*TASK INSTRUCTIONS*.
A - In the article on teacher effectiveness, who headed the study?
B - Please copy the article on teacher effectiveness starting at "The findings are" and ending at "of the randomization.", putting "problem" in place of "glitch".

━━━━━ QUOTED PASSAGE

Menu
Paid Advertisement
view counter

Combined measures better at gauging teacher effectiveness, study finds

This is a reprint of an article that originally appeared in Education Week.


by Stephen Sawchuk

Student feedback, test-score growth calculations, and observations of practice appear to pick up different but complementary information that, combined, can provide a balanced and accurate picture of teacher performance, according to research released by the Bill & Melinda Gates Foundation.

A composite measure on teacher effectiveness drawing on all three of those measures, and tested through a random-assignment experiment, predicted fairly accurately how much high-performing teachers would successfully boost their students’ standardized-test scores, concludes the series of new papers, part of the massive Measures of Effective Teaching study launched three years ago.

“If you select the right measures, you can provide teachers with an honest assessment of where they stand in their practice that, hopefully, will serve as the launching point for their development,” said Thomas J. Kane, a professor of education and economics at the Harvard Graduate School of Education, who headed the study.

Basing more than half a teacher’s evaluation on test-score-based measures of student achievement seemed to compromise it, the researchers also found.

Another piece suggests that teachers should be observed by more than one person to ensure that observations are reliable.

The findings are among dozens from the final work products of MET. Together, they are billed as a proof point for the three measures the foundation has spent years studying.

Even as they praised the project’s other insights, some scholars debated the strength of the findings from the random experiment. One glitch: Teachers and administrators didn't always comply with the randomization component, making it harder to interpret the findings.

“We can only be certain that it’s a valid predictor of future test scores for those teachers who complied with the assignments,” said Jonah E. Rockoff, an associate professor of finance and economics at Columbia Business School, who has studied teacher-quality issues using economic techniques. Mr. Rockoff was not involved in the study, but reviewed early drafts of the randomization.

Taken as a whole, the final MET findings provide much food for thought about how teacher evaluations might best be structured. But they are not likely to end a contentious, noisy debate about evaluation systems, and they are almost certain to be intensely debated, in part because of Gates’ separate support for advocacy organizations that have already staked out positions on teacher evaluations.

(The Gates Foundation also provides supports for coverage of business and innovation in Education Week.)

Weighing measures

The $45 million study, in progress since 2009, is one of the largest and most extensive research projects ever undertaken on the question of how to identify and measure high-quality teaching. It involved some 3,000 teachers in six districts: Charlotte-Mecklenberg, N.C.; Dallas; Denver; Hillsboro County, Fla.; Memphis, Tenn.; and New York City.

━━━━━━━━━━
━━━━━ SUPPLIED DATA

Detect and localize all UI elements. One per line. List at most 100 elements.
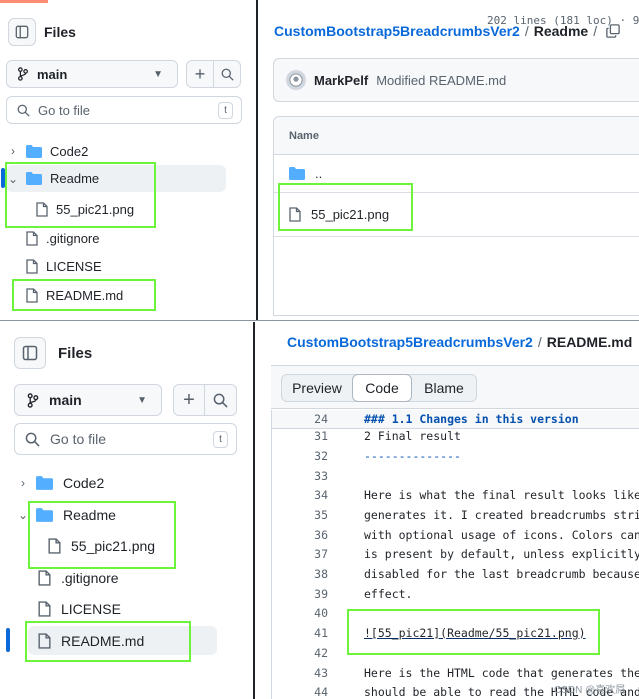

━━━━━━━━━━

*ANSWERS GIVEN*.
A - Thomas J. Kane

B -
The findings are among dozens from the final work products of MET. Together, they are billed as a proof point for the three measures the foundation has spent years studying.

Even as they praised the project’s other insights, some scholars debated the strength of the findings from the random experiment. One problem: Teachers and administrators didn't always comply with the randomization component, making it harder to interpret the findings.

“We can only be certain that it’s a valid predictor of future test scores for those teachers who complied with the assignments,” said Jonah E. Rockoff, an associate professor of finance and economics at Columbia Business School, who has studied teacher-quality issues using economic techniques. Mr. Rockoff was not involved in the study, but reviewed early drafts of the randomization.